[WHAT THE TASK ASKS] Transcribe everything in the data word for word. Pictures are left out.

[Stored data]
■ ■ ■
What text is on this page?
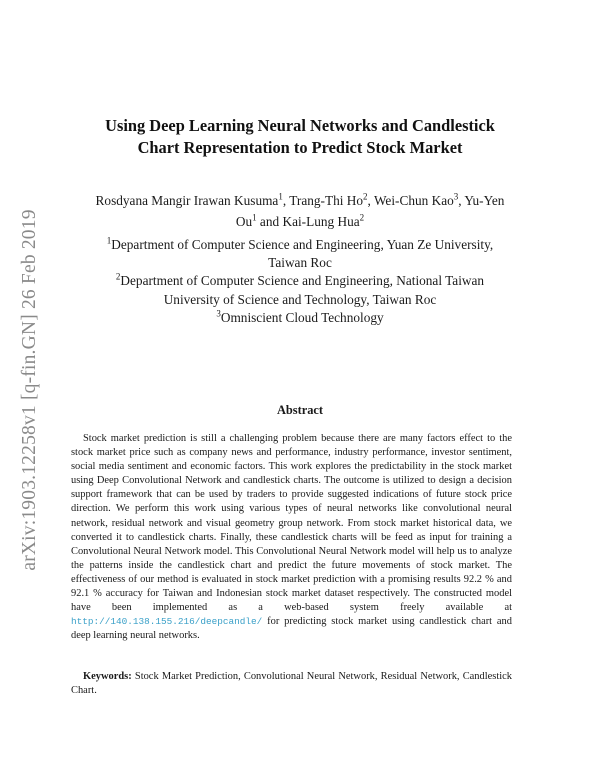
arXiv:1903.12258v1 [q-fin.GN] 26 Feb 2019
Using Deep Learning Neural Networks and Candlestick
Chart Representation to Predict Stock Market
Rosdyana Mangir Irawan Kusuma$^1$, Trang-Thi Ho$^2$, Wei-Chun Kao$^3$, Yu-Yen
Ou$^1$ and Kai-Lung Hua$^2$
$^1$Department of Computer Science and Engineering, Yuan Ze University,
Taiwan Roc
$^2$Department of Computer Science and Engineering, National Taiwan
University of Science and Technology, Taiwan Roc
$^3$Omniscient Cloud Technology
Abstract
Stock market prediction is still a challenging problem because there are many factors effect to the stock market price such as company news and performance, industry performance, investor sentiment, social media sentiment and economic factors. This work explores the predictability in the stock market using Deep Convolutional Network and candlestick charts. The outcome is utilized to design a decision support framework that can be used by traders to provide suggested indications of future stock price direction. We perform this work using various types of neural networks like convolutional neural network, residual network and visual geometry group network. From stock market historical data, we converted it to candlestick charts. Finally, these candlestick charts will be feed as input for training a Convolutional Neural Network model. This Convolutional Neural Network model will help us to analyze the patterns inside the candlestick chart and predict the future movements of stock market. The effectiveness of our method is evaluated in stock market prediction with a promising results 92.2 % and 92.1 % accuracy for Taiwan and Indonesian stock market dataset respectively. The constructed model have been implemented as a web-based system freely available at http://140.138.155.216/deepcandle/ for predicting stock market using candlestick chart and deep learning neural networks.
Keywords: Stock Market Prediction, Convolutional Neural Network, Residual Network, Candlestick Chart.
■ ■ ■
[OUTPUT]
What text is on this page?
arXiv:1903.12258v1 [q-fin.GN] 26 Feb 2019
Using Deep Learning Neural Networks and Candlestick
Chart Representation to Predict Stock Market
Rosdyana Mangir Irawan Kusuma$^1$, Trang-Thi Ho$^2$, Wei-Chun Kao$^3$, Yu-Yen
Ou$^1$ and Kai-Lung Hua$^2$
$^1$Department of Computer Science and Engineering, Yuan Ze University,
Taiwan Roc
$^2$Department of Computer Science and Engineering, National Taiwan
University of Science and Technology, Taiwan Roc
$^3$Omniscient Cloud Technology
Abstract
Stock market prediction is still a challenging problem because there are many factors effect to the stock market price such as company news and performance, industry performance, investor sentiment, social media sentiment and economic factors. This work explores the predictability in the stock market using Deep Convolutional Network and candlestick charts. The outcome is utilized to design a decision support framework that can be used by traders to provide suggested indications of future stock price direction. We perform this work using various types of neural networks like convolutional neural network, residual network and visual geometry group network. From stock market historical data, we converted it to candlestick charts. Finally, these candlestick charts will be feed as input for training a Convolutional Neural Network model. This Convolutional Neural Network model will help us to analyze the patterns inside the candlestick chart and predict the future movements of stock market. The effectiveness of our method is evaluated in stock market prediction with a promising results 92.2 % and 92.1 % accuracy for Taiwan and Indonesian stock market dataset respectively. The constructed model have been implemented as a web-based system freely available at http://140.138.155.216/deepcandle/ for predicting stock market using candlestick chart and deep learning neural networks.
Keywords: Stock Market Prediction, Convolutional Neural Network, Residual Network, Candlestick Chart.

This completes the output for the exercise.